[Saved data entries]
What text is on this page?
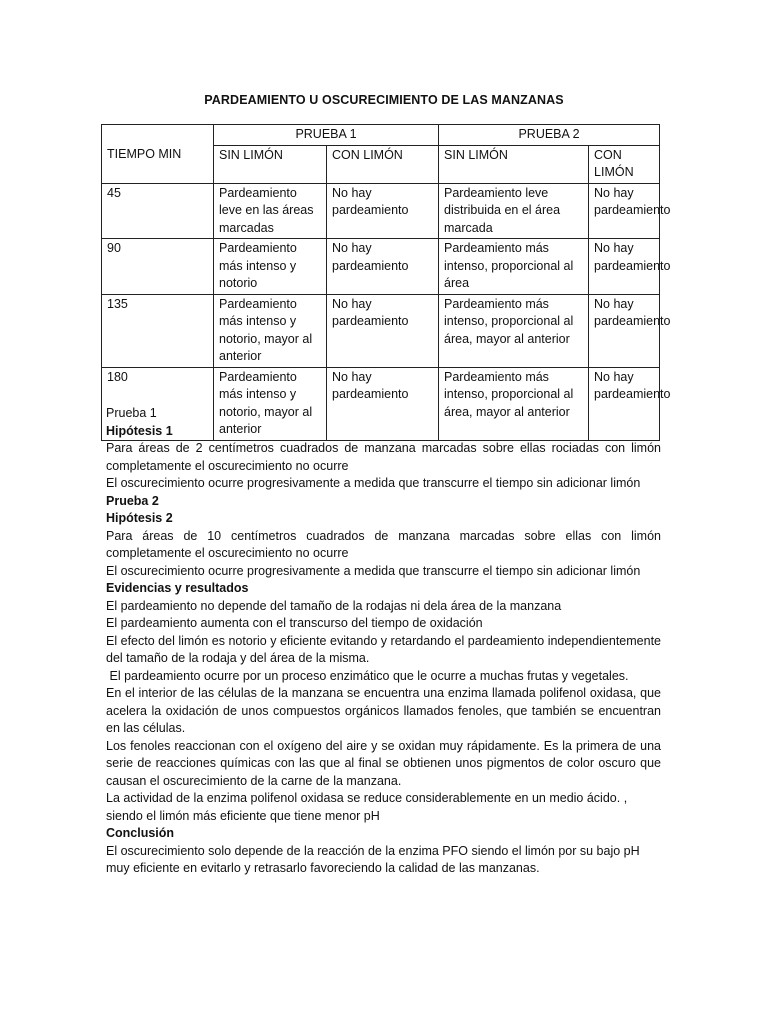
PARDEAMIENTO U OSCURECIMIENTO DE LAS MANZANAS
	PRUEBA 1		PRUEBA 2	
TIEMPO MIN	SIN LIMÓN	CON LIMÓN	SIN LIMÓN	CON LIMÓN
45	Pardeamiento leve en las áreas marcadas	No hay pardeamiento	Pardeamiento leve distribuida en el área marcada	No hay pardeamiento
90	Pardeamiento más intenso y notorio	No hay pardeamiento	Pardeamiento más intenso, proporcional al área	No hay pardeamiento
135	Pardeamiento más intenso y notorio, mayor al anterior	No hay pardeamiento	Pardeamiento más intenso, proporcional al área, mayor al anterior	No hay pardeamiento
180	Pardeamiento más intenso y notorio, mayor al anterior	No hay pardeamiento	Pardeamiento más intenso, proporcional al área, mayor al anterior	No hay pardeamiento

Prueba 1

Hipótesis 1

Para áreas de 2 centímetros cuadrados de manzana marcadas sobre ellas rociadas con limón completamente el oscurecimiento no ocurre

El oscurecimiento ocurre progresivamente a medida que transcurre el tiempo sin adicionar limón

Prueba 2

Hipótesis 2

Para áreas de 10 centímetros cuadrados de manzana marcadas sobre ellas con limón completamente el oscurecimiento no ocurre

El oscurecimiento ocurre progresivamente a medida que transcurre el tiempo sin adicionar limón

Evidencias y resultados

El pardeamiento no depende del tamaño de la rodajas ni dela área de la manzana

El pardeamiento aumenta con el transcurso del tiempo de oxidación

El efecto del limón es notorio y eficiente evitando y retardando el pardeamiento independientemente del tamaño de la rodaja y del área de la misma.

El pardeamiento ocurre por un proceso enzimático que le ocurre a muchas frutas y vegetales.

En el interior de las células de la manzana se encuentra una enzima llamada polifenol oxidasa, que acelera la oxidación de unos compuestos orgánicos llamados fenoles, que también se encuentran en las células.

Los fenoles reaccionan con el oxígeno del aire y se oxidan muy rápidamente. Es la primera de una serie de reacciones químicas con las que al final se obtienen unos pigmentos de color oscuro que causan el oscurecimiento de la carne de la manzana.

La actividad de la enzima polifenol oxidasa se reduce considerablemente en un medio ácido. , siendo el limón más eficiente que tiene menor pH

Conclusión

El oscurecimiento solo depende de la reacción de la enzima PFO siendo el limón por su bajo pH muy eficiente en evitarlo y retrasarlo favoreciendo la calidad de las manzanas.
==
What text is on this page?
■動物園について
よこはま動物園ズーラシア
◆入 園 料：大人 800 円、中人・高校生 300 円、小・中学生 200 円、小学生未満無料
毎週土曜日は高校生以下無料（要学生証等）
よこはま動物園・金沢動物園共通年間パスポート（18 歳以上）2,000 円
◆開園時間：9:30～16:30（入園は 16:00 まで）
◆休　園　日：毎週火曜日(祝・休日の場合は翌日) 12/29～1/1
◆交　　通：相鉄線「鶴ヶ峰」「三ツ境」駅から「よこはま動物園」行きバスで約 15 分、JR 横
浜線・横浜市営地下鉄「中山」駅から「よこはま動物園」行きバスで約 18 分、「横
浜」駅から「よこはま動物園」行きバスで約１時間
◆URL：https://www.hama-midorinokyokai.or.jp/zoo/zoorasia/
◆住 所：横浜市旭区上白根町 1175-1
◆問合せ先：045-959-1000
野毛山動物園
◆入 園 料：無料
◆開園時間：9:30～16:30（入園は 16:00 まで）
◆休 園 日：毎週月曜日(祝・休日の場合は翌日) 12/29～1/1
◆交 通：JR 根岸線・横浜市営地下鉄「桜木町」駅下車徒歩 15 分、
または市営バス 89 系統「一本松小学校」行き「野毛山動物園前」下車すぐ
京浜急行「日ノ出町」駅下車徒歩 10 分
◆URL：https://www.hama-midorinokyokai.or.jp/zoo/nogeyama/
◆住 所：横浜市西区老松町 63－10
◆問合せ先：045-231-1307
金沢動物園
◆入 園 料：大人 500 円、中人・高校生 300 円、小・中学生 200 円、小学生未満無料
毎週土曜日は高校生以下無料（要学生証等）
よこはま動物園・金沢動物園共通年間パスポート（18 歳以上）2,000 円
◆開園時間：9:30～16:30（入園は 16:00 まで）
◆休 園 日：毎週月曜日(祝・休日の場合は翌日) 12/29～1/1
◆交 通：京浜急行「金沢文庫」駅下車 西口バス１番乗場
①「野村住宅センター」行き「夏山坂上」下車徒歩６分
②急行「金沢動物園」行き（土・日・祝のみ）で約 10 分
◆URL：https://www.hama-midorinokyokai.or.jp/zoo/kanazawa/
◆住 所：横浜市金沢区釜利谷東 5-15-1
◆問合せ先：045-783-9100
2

▶ [Directions for this task] Among the entries above, how many lines hold the string "anterior"? Give the number by itself.

▶ [Finished answer] 2